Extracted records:

:::

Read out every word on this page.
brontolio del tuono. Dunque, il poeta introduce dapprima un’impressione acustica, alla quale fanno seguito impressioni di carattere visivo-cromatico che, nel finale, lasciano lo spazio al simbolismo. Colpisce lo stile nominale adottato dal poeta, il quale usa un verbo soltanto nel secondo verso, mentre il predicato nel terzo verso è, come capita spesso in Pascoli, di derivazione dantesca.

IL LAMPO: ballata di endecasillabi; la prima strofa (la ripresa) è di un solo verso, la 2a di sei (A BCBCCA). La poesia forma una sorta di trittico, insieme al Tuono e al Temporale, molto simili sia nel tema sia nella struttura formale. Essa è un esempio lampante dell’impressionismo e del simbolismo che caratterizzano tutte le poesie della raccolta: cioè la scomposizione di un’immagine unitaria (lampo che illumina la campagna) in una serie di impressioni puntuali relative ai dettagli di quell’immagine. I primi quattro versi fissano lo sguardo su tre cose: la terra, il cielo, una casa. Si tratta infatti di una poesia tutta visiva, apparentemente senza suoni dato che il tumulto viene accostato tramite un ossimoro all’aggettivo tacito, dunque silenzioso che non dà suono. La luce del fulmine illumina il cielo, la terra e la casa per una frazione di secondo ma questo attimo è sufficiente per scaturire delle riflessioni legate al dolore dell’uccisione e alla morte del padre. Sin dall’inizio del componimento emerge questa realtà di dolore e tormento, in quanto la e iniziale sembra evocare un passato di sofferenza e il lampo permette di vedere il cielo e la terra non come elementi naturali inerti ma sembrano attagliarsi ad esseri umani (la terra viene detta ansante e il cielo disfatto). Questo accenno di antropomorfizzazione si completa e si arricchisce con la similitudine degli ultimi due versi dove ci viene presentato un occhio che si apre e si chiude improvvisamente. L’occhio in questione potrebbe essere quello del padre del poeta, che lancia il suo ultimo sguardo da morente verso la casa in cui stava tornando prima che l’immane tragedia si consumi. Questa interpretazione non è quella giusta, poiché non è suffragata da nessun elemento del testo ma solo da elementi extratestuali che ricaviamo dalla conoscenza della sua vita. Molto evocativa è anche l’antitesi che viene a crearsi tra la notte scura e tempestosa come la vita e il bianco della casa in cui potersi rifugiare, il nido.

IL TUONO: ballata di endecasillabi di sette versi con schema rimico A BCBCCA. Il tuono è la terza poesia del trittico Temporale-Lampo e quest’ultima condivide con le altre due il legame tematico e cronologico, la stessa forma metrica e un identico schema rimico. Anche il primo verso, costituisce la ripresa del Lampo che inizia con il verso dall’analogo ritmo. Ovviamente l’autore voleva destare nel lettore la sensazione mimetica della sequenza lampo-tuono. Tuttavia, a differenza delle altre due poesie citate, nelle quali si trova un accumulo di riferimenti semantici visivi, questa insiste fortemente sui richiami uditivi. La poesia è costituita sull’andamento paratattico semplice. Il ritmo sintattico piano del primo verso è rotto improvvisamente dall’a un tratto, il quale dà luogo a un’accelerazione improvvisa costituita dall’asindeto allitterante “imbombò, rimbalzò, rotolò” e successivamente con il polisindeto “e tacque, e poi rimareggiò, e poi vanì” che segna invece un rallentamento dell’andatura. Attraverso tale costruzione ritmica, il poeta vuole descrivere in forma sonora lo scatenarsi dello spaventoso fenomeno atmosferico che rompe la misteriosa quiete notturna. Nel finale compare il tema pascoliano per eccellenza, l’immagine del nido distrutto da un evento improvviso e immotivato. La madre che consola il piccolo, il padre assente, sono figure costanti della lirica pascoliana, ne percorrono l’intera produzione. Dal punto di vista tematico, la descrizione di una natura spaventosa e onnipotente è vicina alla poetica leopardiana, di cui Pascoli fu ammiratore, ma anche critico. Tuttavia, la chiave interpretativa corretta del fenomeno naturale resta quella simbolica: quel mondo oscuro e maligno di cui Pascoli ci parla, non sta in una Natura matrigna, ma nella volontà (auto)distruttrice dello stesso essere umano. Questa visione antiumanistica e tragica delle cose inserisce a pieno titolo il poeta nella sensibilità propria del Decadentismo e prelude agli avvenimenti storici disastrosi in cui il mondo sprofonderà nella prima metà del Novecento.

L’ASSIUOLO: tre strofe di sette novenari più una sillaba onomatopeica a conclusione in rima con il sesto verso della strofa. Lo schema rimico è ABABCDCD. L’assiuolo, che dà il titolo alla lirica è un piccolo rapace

:::

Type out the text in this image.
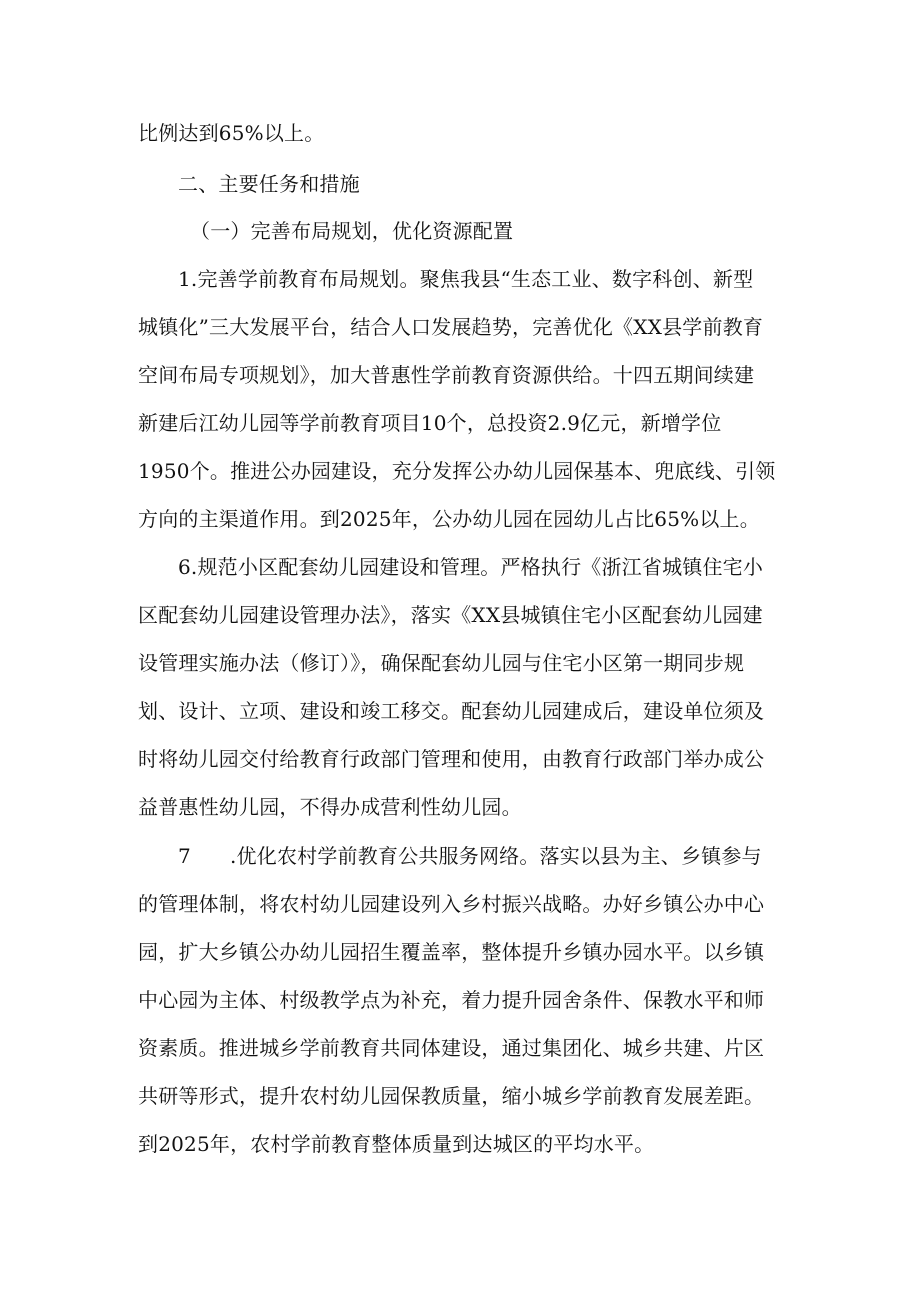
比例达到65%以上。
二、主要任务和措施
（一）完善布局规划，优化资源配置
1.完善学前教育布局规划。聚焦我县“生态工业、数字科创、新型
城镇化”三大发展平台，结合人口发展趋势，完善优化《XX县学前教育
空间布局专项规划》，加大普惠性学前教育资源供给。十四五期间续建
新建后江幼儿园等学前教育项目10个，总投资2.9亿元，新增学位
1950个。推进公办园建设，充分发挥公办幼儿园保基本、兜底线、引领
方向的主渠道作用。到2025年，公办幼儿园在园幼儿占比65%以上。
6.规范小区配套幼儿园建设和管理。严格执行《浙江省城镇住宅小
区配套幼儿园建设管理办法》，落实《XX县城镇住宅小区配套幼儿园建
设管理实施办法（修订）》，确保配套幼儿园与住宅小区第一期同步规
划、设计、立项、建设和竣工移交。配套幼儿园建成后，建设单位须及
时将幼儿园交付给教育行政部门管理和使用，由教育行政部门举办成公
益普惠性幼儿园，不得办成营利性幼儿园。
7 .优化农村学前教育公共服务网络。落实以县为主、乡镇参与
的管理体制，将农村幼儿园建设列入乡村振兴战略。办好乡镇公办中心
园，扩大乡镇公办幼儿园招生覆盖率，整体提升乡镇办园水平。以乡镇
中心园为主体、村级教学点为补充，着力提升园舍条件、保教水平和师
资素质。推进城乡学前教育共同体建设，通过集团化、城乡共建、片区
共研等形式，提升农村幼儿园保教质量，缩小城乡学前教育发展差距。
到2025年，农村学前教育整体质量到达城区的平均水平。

:::

*GIVEN EXERCISE*:
Go over the records above line by line and count those holding the word "this". Reply only with the number.

*WRITTEN ANSWER*:
2